[START]

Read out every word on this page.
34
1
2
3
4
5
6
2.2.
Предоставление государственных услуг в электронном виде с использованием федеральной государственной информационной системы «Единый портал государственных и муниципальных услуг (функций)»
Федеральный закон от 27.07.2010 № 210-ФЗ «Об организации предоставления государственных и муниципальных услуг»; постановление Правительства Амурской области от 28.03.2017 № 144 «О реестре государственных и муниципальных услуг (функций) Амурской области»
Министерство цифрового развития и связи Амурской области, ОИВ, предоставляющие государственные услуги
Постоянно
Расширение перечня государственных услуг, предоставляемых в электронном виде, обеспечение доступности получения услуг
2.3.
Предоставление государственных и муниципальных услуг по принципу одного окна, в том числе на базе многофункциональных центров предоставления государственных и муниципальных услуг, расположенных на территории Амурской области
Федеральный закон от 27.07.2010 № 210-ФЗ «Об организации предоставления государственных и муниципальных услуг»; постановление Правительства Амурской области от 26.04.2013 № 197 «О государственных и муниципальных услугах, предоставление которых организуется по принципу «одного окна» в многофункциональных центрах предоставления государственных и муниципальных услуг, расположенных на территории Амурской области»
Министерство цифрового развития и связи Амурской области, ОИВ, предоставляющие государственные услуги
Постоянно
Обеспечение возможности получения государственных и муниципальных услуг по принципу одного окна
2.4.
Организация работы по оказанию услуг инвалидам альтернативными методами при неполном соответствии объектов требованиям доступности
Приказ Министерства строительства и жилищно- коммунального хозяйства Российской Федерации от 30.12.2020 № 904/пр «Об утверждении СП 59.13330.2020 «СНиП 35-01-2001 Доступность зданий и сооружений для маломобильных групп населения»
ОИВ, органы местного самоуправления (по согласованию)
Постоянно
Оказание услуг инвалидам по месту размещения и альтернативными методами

[END]

__TASK BRIEF__.
Your task is to gather all lines from the entries above that hold the word "получения".

__EXPECTED OUTPUT__.
Расширение перечня государственных услуг, предоставляемых в электронном виде, обеспечение доступности получения услуг
Обеспечение возможности получения государственных и муниципальных услуг по принципу одного окна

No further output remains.